Dataset records:
☆ ☆ ☆ ☆

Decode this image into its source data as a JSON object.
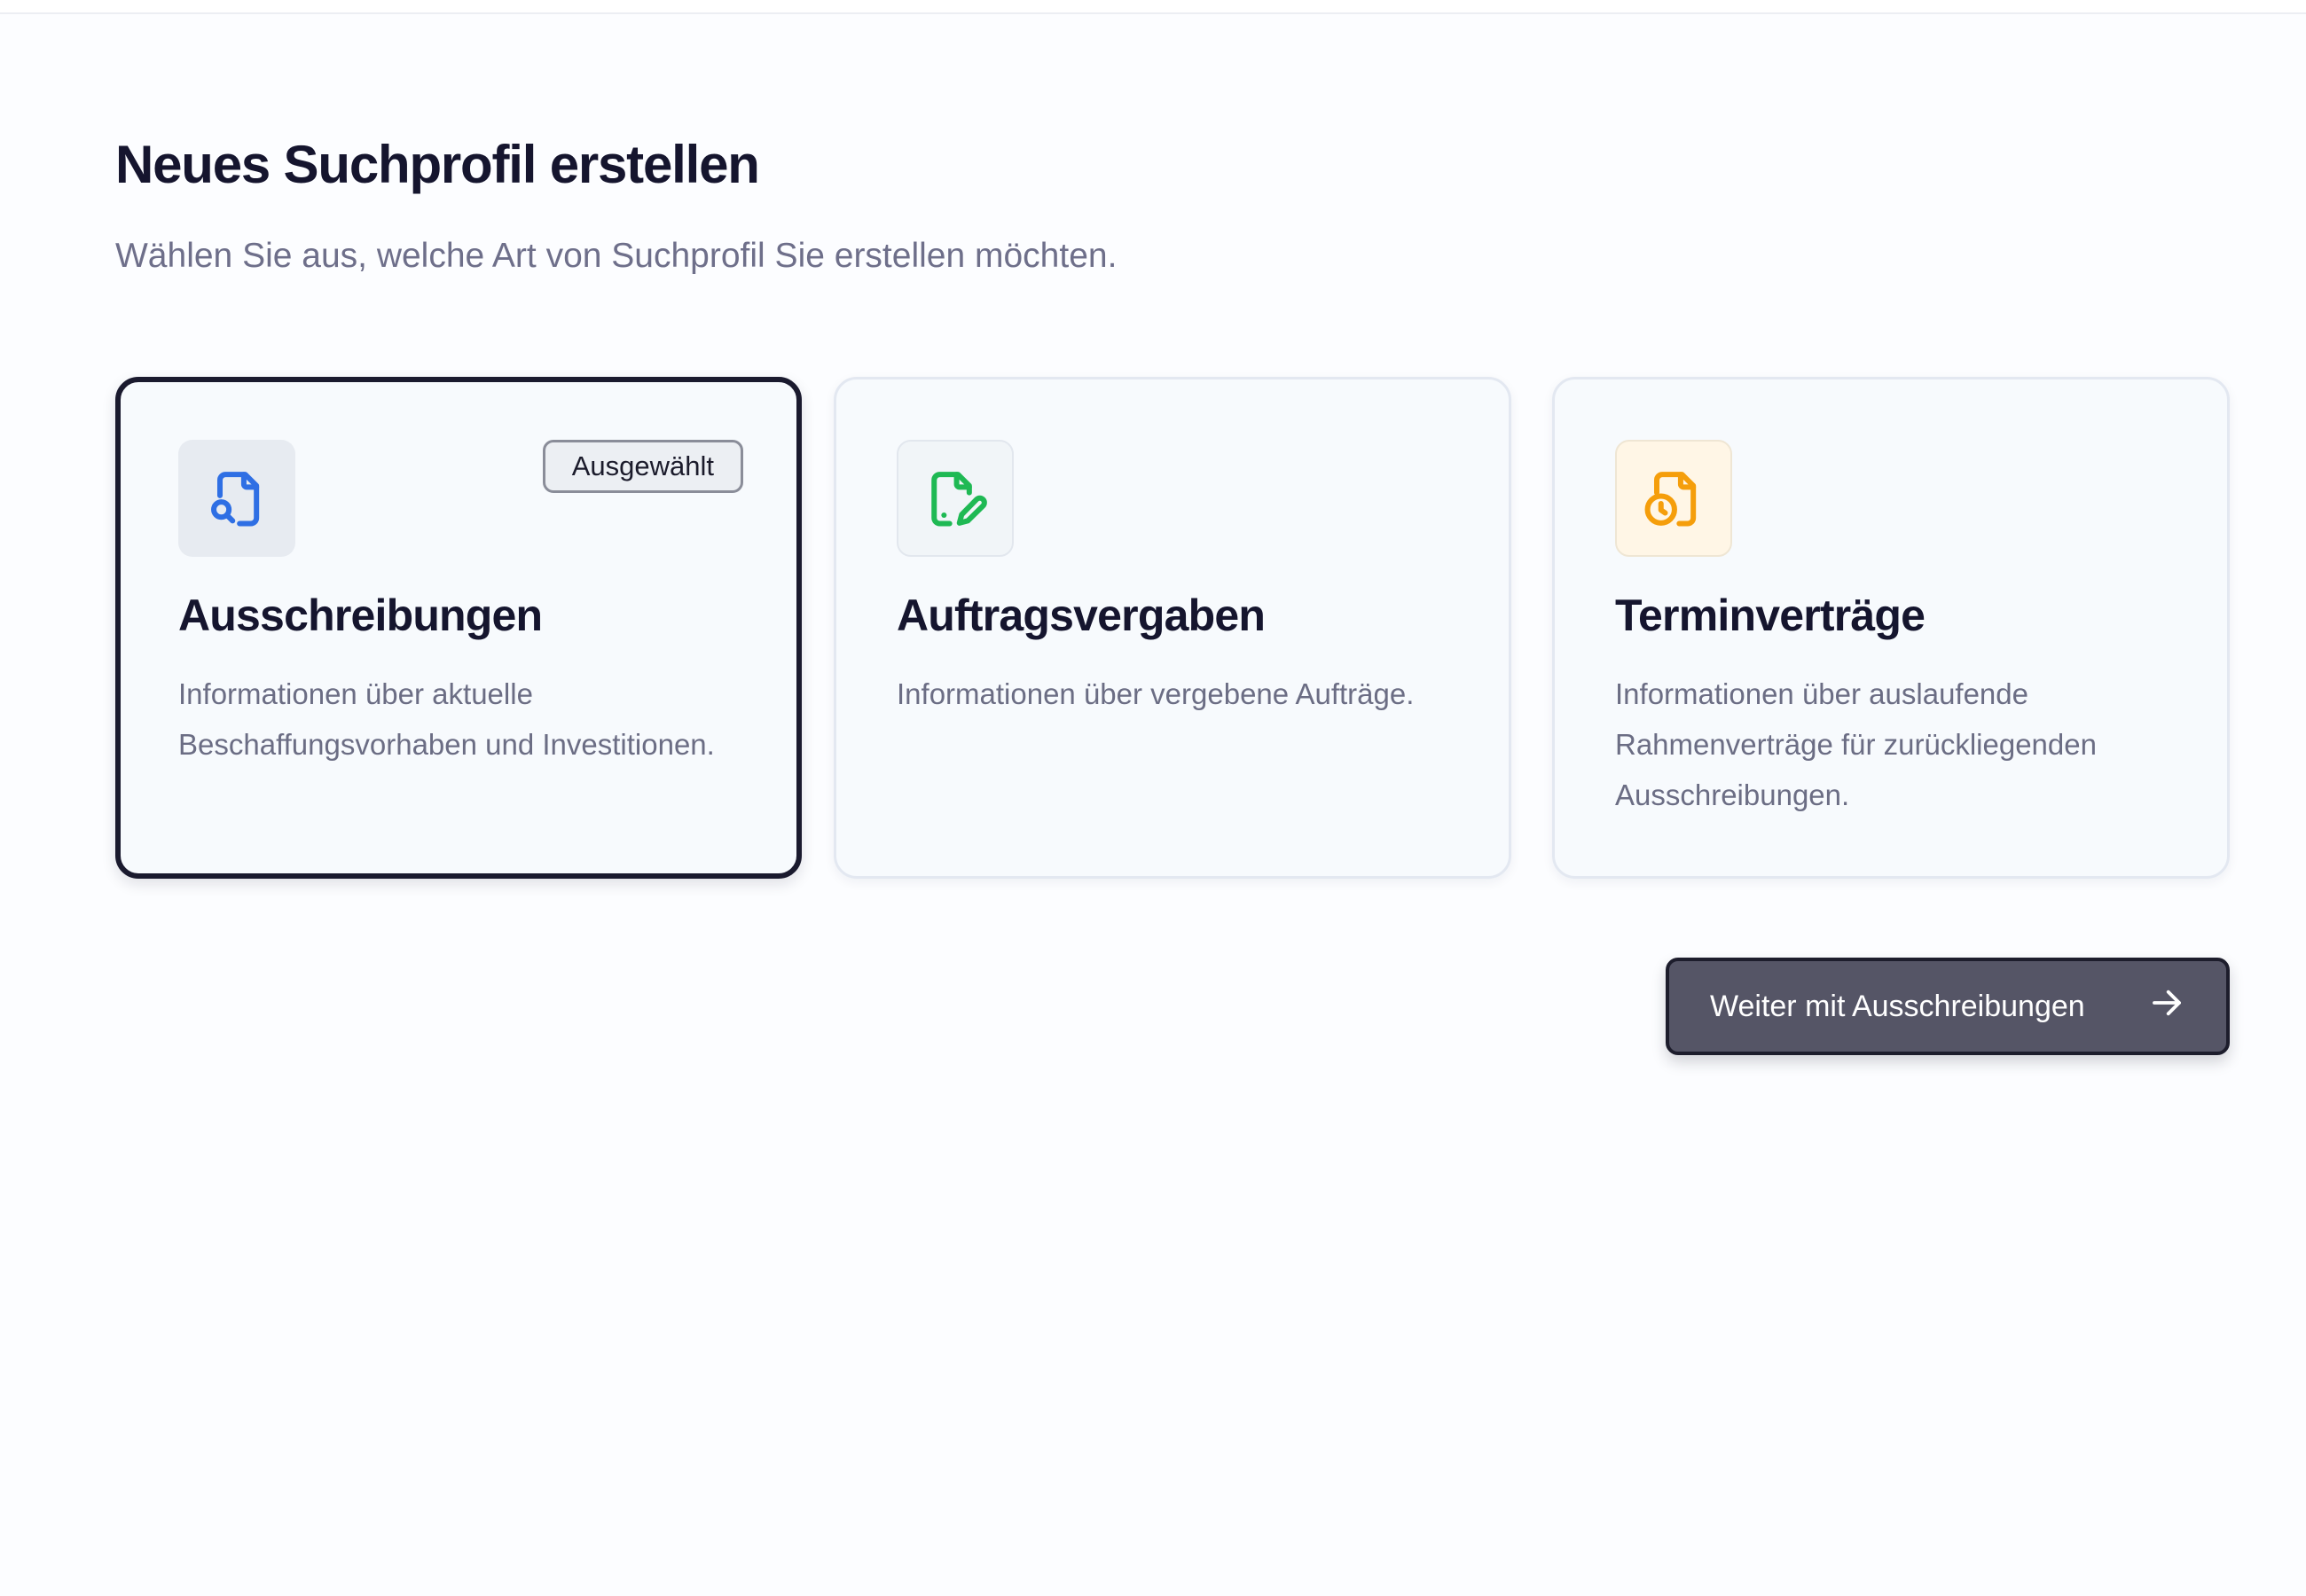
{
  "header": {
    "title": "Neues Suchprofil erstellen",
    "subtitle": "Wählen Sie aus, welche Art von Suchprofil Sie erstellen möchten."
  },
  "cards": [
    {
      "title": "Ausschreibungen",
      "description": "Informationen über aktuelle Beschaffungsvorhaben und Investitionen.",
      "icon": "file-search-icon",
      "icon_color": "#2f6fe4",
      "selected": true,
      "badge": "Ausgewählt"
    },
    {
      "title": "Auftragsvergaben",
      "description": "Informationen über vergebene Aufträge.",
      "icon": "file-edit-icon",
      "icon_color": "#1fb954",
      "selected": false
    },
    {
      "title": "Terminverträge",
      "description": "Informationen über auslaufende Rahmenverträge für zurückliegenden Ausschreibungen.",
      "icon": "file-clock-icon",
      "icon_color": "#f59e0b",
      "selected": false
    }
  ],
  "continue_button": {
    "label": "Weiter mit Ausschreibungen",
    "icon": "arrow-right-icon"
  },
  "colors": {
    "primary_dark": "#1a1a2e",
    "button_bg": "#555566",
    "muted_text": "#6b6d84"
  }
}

☆ ☆ ☆ ☆

Exercise: Which lines of the data above contain "Informationen"? Copy each one.

Written answer:
      "description": "Informationen über aktuelle Beschaffungsvorhaben und Investitionen.",
      "description": "Informationen über vergebene Aufträge.",
      "description": "Informationen über auslaufende Rahmenverträge für zurückliegenden Ausschreibungen.",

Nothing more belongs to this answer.